----- Material to process

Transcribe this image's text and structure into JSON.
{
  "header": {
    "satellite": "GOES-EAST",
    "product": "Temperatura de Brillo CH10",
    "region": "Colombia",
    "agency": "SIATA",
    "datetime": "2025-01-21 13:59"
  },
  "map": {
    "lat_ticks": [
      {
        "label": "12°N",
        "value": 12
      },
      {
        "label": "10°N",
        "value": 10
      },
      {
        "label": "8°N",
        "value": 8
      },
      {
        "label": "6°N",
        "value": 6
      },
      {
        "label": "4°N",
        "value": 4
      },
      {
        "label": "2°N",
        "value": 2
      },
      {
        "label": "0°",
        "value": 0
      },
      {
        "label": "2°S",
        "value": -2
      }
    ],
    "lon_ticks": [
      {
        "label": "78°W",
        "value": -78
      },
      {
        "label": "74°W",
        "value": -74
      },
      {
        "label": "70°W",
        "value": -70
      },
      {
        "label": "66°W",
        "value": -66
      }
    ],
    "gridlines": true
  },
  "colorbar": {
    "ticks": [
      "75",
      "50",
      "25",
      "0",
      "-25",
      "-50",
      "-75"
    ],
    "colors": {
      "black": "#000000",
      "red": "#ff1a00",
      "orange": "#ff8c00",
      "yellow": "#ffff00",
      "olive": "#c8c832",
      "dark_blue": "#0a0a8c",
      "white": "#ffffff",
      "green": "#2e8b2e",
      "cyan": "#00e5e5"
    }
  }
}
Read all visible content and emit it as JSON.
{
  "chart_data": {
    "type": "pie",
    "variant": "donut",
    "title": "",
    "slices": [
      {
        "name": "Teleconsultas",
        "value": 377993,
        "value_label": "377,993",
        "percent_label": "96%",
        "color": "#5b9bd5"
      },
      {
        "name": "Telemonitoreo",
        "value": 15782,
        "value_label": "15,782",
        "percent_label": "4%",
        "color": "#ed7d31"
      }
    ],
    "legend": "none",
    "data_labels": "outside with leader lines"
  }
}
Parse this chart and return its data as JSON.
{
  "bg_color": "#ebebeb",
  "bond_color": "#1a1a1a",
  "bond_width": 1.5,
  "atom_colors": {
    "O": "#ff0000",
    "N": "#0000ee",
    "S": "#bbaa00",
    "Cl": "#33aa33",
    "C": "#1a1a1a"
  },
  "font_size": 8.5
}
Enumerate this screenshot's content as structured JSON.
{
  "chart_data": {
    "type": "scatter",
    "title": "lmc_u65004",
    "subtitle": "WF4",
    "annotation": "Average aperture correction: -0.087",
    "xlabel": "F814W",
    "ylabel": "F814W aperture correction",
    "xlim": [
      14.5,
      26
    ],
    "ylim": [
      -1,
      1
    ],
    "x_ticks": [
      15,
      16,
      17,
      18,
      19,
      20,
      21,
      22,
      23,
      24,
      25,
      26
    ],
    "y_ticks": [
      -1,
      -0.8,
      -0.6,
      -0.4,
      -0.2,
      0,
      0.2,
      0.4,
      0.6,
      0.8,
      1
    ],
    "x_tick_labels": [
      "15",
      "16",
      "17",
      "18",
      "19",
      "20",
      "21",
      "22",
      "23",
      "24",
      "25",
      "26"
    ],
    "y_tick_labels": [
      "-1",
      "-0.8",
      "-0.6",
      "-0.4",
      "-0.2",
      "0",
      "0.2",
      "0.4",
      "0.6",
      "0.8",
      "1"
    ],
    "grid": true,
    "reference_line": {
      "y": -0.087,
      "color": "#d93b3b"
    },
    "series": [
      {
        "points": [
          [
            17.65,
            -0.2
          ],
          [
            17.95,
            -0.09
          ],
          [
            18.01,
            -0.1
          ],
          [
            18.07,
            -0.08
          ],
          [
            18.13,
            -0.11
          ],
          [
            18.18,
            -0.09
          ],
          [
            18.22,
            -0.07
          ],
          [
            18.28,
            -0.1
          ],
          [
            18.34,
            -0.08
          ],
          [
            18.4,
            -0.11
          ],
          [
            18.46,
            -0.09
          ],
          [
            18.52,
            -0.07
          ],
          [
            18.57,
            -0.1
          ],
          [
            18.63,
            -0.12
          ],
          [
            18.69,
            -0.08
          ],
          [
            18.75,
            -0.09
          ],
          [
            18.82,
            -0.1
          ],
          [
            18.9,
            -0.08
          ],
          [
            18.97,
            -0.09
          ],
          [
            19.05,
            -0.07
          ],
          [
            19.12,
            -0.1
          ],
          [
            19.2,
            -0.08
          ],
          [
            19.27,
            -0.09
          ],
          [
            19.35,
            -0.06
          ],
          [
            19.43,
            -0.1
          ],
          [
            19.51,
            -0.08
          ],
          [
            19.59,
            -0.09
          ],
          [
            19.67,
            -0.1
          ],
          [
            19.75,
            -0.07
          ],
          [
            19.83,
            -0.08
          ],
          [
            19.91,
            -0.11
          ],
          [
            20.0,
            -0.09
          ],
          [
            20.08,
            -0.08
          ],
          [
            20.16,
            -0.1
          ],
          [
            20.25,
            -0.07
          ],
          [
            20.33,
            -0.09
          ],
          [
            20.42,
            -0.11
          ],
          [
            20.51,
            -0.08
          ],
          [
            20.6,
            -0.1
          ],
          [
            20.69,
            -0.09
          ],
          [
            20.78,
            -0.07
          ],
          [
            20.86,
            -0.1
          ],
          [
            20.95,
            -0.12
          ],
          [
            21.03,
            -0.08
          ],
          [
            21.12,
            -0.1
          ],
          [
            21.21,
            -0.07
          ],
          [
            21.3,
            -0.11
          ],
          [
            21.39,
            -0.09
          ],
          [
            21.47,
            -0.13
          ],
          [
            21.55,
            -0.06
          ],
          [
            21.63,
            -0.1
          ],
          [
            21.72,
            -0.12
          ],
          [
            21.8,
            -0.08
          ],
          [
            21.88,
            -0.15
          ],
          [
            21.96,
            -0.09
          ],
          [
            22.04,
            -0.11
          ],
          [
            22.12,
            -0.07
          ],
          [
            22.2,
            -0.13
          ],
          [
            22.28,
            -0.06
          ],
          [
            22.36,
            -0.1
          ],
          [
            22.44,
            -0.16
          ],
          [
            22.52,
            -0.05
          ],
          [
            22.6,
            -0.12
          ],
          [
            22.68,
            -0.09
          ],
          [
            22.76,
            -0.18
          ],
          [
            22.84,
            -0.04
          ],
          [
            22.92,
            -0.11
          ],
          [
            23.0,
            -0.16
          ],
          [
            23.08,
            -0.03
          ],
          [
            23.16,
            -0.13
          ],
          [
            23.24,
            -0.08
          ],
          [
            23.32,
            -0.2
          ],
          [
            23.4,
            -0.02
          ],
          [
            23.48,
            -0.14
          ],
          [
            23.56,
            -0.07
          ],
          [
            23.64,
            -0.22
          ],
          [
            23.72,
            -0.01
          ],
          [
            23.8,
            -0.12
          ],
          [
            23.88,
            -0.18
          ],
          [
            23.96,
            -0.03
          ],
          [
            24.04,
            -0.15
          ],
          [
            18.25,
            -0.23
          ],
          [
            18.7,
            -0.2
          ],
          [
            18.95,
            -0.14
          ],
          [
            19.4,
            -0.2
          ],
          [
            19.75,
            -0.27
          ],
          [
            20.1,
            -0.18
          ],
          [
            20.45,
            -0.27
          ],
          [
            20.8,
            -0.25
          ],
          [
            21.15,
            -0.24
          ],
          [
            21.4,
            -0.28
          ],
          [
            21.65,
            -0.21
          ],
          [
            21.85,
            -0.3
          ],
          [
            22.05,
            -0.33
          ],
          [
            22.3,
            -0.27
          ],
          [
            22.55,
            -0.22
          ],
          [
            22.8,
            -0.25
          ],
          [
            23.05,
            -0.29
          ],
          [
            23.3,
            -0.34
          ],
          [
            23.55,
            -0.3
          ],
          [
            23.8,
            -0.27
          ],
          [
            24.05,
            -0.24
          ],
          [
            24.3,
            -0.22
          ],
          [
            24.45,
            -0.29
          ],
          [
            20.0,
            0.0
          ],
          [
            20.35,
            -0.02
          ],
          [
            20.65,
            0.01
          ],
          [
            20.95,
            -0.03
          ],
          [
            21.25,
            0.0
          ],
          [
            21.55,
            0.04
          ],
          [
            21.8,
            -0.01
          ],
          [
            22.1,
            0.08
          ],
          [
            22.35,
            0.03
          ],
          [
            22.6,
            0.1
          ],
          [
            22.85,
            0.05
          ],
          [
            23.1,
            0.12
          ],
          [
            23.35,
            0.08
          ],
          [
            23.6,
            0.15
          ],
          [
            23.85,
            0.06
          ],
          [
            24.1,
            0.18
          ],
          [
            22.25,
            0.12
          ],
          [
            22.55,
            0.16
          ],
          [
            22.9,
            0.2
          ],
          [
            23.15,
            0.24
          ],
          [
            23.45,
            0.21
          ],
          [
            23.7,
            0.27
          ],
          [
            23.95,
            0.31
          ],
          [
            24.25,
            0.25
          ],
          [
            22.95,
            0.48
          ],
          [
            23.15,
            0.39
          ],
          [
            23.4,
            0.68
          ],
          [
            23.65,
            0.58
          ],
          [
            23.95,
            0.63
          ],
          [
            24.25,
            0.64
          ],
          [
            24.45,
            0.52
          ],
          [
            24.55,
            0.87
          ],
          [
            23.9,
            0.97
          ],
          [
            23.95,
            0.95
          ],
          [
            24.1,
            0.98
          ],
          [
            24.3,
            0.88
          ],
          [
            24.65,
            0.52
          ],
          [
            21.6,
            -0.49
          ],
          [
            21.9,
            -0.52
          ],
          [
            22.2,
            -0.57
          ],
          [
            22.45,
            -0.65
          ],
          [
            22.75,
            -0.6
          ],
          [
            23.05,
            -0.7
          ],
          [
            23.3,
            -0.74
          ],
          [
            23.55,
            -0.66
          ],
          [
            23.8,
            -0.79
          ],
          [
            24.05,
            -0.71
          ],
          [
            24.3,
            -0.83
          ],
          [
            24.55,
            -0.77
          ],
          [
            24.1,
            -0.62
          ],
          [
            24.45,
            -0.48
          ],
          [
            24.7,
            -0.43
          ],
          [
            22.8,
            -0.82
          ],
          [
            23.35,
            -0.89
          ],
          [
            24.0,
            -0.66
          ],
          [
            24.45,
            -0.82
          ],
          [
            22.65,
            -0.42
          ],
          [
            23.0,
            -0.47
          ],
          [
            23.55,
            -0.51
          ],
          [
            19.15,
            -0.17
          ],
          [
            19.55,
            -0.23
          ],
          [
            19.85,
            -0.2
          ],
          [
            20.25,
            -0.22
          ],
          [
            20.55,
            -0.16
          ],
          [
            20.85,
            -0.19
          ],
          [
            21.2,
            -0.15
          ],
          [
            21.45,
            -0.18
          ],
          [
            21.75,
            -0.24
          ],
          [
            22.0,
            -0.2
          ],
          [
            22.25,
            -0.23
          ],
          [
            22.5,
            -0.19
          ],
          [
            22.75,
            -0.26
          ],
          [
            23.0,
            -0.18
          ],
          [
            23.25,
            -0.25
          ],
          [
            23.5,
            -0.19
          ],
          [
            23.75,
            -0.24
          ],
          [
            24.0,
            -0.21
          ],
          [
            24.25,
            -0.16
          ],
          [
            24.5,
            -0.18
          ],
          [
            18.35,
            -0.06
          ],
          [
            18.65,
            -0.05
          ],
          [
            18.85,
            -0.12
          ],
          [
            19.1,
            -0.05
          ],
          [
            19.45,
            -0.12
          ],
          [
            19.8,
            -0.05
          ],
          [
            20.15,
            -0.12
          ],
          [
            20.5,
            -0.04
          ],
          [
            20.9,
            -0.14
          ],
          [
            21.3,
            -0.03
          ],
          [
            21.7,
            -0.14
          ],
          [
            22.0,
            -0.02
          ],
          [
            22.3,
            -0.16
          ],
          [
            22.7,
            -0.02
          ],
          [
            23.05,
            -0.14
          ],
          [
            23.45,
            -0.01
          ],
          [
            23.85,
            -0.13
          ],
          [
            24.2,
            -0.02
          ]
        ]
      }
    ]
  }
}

----------

--- Direction ---
Of the lines in the entries, how many include the word "JSON"? State only the number.

--- Result ---
4